Primera carta del apóstol san Pablo a Timoteo 1, 1-2. 12-14

Pablo, apóstol de Cristo Jesús por disposición de Dios, nuestro salvador, y de Jesucristo, nuestra esperanza, a Timoteo, verdadero hijo en la fe.

Te deseo la gracia, la misericordia y la paz de Dios Padre y de Cristo Jesús, Señor nuestro.

Doy gracias a Cristo Jesús, nuestro Señor, que me hizo capaz, se fió de mí y me confió este ministerio. Eso que yo antes era un blasfemo, un perseguidor y un insolente. Pero Dios tuvo compasión de mí, porque yo no era creyente y no sabia lo que hacia. El Señor derrochó su gracia en mi, dándome la fe y el amor en Cristo Jesús.

Salmo

Sal 15, 1-2a y 5. 7-8. 11 R/. Tú, Señor, eres el lote de mi heredad.

Protégeme, Dios mío, que me refugio en ti;
yo digo al Señor: «Tú eres mi bien.»
El Señor es el lote de mi heredad y mi copa;
mi suerte está en tu mano. R.

Bendeciré al Señor, que me aconseja,
hasta de noche me instruye internamente.
Tengo siempre presente al Señor,
con él a mi derecha no vacilaré. R.

Me enseñarás el sendero de la vida,
me saciarás de gozo en tu presencia,
de alegría perpetua a tu derecha. R.

## Datos proporcionados
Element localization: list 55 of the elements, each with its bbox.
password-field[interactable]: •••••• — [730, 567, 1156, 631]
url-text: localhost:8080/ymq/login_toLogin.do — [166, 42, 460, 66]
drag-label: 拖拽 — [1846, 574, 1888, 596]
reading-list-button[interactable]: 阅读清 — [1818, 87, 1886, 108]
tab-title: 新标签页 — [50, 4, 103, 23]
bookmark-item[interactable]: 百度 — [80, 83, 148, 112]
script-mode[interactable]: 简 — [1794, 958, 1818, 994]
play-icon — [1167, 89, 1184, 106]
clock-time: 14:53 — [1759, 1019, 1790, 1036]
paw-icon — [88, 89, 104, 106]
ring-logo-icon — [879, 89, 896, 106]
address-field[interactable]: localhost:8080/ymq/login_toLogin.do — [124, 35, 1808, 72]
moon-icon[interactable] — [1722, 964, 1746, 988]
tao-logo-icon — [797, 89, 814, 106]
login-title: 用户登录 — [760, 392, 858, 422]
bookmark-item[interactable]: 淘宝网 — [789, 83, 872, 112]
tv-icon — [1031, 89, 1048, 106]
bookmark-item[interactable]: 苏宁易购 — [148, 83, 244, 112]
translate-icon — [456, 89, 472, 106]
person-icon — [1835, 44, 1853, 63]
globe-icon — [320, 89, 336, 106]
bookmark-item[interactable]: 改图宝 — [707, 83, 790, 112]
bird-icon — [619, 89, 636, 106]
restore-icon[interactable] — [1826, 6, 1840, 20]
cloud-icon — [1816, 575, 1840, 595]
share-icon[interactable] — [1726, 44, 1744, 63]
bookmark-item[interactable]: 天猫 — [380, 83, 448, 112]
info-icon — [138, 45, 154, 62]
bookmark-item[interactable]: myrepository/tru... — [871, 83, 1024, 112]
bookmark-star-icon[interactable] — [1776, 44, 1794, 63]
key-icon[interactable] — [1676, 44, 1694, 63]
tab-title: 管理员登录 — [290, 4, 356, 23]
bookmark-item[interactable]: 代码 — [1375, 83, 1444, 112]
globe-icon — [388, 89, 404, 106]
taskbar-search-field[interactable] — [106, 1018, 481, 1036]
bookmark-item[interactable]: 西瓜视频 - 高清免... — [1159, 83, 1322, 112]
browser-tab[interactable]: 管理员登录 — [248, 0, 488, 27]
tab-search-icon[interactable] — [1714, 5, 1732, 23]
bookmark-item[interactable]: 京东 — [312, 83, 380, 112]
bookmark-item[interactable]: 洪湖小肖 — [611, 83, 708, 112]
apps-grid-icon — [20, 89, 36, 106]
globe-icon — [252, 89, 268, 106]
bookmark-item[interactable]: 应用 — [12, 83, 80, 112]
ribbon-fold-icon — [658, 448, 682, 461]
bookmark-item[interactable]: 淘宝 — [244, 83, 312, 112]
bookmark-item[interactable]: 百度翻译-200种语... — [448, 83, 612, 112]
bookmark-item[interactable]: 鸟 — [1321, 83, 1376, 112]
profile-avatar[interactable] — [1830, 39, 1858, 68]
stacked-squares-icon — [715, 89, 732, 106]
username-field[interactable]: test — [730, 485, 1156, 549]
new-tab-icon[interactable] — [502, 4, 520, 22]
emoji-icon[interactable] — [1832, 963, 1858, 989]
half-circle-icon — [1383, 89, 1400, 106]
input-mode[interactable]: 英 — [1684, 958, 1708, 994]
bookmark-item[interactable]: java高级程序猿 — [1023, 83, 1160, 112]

## Tareas
1. Responde estas preguntas sobre el texto litúrgico:
(a) ¿A quién dirige Pablo la carta y cómo lo llama?
(b) ¿Qué tres cosas afirma Pablo que era antes?
(c) Según el salmo, ¿qué hace el Señor hasta de noche?
2. Imprime sin cambios el pasaje del texto litúrgico que empieza en "Pablo, apóstol de" y termina en "tu mano. R.".
3. Continúa el texto litúrgico de la carta a Timoteo y el salmo a partir de su último verso.
El listado procede de una fuente distinta del texto litúrgico.

## Respuestas numeradas
1.
(a) A Timoteo, a quien llama "verdadero hijo en la fe".
(b) Un blasfemo, un perseguidor y un insolente.
(c) Instruye internamente al que habla en el salmo.

2.
Pablo, apóstol de Cristo Jesús por disposición de Dios, nuestro salvador, y de Jesucristo, nuestra esperanza, a Timoteo, verdadero hijo en la fe.

Te deseo la gracia, la misericordia y la paz de Dios Padre y de Cristo Jesús, Señor nuestro.

Doy gracias a Cristo Jesús, nuestro Señor, que me hizo capaz, se fió de mí y me confió este ministerio. Eso que yo antes era un blasfemo, un perseguidor y un insolente. Pero Dios tuvo compasión de mí, porque yo no era creyente y no sabia lo que hacia. El Señor derrochó su gracia en mi, dándome la fe y el amor en Cristo Jesús.

Salmo

Sal 15, 1-2a y 5. 7-8. 11 R/. Tú, Señor, eres el lote de mi heredad.

Protégeme, Dios mío, que me refugio en ti;
yo digo al Señor: «Tú eres mi bien.»
El Señor es el lote de mi heredad y mi copa;
mi suerte está en tu mano. R.

3.
Evangelio del día

Lectura del santo evangelio según san Lucas 6, 39-42

En aquel tiempo, dijo Jesús a los discípulos una parábola:

-«¿Acaso puede un ciego guiar a otro ciego? ¿No caerán los dos en el hoyo?

Un discípulo no es más que su maestro, sí bien, cuando termine su aprendizaje, será como su maestro.
¿Por qué te fijas en la mota que tiene tu hermano en el ojo y no reparas en la viga que llevas en el tuyo? ¿Cómo puedes decirle a tu hermano: "Hermano, déjame que te saque la mota del ojo", sin fijarte en la viga que llevas en el tuyo? ¡Hipócrita! Sácate primero la viga de tu ojo, y entonces verás claro para sacar la mota del ojo de tu hermano.»

Reflexión del Evangelio de hoy

«Se fio de mí»

Hay dos expresiones que definen muy bien el mensaje de este texto de San Pablo: “me hizo capaz, se fio de mí y me confió este ministerio” y “Dios tuvo misericordia de mí”.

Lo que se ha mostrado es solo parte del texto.